Pick every line from the data that holds the word "name".

....

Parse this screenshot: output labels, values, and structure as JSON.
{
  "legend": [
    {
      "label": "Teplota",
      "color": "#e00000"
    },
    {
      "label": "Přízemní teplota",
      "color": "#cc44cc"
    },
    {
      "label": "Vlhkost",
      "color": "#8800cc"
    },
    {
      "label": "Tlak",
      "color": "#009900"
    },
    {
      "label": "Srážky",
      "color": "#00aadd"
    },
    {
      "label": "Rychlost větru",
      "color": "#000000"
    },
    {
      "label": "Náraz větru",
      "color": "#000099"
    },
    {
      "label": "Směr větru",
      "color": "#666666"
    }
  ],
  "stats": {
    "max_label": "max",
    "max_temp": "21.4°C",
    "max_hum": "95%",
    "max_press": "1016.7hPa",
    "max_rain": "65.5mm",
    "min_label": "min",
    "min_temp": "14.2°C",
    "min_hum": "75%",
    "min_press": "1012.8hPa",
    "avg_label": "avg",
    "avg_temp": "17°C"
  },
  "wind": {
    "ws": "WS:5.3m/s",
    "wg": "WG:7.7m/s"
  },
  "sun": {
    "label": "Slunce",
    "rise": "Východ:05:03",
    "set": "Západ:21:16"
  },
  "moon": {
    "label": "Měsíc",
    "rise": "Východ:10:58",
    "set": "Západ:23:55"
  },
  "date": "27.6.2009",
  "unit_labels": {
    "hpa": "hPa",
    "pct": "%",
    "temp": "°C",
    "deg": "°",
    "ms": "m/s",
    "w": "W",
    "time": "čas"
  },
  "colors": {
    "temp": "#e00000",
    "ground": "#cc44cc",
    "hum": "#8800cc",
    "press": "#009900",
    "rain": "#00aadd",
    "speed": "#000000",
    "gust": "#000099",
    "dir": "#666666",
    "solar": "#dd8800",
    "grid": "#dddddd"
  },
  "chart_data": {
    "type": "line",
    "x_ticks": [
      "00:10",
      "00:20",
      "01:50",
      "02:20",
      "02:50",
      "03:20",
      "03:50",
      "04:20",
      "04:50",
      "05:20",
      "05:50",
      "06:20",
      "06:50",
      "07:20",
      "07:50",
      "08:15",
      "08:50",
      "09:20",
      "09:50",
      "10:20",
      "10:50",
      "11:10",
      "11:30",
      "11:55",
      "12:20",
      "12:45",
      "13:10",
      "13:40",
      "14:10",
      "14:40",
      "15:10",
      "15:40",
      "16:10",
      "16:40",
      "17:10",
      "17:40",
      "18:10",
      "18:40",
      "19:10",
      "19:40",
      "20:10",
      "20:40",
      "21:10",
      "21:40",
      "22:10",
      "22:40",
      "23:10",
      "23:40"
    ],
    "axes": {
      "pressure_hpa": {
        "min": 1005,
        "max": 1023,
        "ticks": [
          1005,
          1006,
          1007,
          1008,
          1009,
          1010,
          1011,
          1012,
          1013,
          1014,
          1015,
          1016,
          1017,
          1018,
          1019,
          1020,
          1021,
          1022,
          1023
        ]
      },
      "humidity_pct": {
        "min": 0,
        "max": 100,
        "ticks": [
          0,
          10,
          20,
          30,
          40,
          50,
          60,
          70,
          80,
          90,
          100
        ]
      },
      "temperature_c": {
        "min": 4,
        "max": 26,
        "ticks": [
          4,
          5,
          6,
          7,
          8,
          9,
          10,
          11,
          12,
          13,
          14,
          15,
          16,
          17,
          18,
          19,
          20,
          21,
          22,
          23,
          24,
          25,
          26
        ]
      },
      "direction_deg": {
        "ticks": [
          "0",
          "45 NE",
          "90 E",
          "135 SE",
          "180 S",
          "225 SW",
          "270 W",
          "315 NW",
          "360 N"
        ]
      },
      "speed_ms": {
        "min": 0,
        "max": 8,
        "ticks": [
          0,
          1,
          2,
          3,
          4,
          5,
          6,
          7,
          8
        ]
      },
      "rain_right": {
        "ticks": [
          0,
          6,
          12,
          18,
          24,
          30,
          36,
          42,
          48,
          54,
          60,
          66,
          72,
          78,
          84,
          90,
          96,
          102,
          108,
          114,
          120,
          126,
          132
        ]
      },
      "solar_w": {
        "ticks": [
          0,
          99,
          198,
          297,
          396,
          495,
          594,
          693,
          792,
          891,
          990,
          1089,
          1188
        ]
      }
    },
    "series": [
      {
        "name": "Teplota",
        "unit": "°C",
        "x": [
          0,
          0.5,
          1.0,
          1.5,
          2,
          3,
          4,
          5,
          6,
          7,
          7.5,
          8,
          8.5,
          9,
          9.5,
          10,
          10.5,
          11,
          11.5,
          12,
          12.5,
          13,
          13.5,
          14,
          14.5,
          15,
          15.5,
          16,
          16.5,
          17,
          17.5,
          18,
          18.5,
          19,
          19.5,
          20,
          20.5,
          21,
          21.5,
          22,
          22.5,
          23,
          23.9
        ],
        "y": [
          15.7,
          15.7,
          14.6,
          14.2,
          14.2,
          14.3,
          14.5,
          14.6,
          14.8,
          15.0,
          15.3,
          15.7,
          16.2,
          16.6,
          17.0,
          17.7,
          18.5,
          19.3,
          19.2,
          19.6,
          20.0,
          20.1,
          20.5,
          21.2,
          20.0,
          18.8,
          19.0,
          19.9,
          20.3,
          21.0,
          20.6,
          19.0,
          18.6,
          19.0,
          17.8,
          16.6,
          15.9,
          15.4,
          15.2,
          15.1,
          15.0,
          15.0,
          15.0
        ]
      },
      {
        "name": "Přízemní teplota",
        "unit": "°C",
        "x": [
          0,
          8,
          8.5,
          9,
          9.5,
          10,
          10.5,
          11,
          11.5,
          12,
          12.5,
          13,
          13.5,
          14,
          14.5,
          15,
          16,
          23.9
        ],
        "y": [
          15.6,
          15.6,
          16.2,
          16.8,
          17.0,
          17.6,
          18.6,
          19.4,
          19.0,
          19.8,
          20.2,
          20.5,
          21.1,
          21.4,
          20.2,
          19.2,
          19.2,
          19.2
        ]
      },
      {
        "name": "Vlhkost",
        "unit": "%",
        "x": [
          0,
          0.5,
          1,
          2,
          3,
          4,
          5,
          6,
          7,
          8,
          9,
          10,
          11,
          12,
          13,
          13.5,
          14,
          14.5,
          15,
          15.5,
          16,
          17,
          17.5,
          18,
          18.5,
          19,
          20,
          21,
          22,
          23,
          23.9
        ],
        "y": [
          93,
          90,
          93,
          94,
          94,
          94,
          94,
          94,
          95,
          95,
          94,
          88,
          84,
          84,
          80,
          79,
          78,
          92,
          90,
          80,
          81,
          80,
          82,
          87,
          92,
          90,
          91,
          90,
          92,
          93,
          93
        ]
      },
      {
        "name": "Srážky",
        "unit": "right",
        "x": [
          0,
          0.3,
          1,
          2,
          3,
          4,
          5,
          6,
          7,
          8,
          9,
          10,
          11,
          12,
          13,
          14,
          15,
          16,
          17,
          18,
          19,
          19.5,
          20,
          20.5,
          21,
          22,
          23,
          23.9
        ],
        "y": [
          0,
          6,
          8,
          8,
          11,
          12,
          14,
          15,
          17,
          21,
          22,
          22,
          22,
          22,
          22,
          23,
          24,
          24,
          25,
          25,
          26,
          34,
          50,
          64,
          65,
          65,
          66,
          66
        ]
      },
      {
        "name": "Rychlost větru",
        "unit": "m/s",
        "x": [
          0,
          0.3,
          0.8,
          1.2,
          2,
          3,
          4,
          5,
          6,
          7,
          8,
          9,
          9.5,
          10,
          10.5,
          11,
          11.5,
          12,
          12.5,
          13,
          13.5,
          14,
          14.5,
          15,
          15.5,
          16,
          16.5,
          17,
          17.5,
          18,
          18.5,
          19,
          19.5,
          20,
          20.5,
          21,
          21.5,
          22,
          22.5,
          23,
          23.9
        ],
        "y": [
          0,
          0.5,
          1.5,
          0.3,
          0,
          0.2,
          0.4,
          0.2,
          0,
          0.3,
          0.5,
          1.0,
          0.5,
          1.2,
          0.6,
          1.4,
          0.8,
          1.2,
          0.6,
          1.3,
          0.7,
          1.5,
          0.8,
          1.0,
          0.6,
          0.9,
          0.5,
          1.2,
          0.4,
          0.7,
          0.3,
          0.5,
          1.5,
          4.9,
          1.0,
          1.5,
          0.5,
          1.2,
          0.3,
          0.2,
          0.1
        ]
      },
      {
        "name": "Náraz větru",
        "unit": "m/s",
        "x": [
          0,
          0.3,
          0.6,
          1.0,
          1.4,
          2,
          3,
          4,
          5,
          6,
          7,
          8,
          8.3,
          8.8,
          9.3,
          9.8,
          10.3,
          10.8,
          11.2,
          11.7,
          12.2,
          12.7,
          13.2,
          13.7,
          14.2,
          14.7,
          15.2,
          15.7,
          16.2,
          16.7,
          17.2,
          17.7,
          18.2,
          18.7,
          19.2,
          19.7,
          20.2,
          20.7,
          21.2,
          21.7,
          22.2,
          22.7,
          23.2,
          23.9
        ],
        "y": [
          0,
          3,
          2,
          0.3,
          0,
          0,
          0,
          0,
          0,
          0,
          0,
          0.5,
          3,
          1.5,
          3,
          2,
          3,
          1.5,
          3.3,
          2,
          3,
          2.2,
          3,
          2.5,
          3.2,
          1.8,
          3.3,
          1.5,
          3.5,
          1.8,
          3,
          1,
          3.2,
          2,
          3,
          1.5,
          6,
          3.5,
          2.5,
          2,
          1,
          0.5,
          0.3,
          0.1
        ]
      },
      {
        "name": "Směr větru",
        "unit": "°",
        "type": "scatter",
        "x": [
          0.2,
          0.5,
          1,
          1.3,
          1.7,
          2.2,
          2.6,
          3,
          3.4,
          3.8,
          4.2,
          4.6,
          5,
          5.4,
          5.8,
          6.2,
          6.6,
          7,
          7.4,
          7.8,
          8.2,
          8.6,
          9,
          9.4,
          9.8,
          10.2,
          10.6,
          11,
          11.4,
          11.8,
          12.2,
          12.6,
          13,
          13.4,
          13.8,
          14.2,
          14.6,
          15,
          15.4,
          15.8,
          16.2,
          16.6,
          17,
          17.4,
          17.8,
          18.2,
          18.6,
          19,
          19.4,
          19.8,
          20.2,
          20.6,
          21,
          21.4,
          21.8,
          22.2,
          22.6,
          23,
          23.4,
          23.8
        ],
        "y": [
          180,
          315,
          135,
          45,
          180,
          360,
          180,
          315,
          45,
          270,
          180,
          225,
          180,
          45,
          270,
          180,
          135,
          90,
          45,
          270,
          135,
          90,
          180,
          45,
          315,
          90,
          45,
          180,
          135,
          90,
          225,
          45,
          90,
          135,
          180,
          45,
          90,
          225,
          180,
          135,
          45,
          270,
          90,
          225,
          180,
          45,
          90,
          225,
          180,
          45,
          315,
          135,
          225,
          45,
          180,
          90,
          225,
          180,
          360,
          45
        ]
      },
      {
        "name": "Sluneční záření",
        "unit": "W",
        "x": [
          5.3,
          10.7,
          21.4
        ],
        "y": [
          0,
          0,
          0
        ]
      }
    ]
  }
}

....

CORRECT ANSWER
        "name": "Teplota",
        "name": "Přízemní teplota",
        "name": "Vlhkost",
        "name": "Srážky",
        "name": "Rychlost větru",
        "name": "Náraz větru",
        "name": "Směr větru",
        "name": "Sluneční záření",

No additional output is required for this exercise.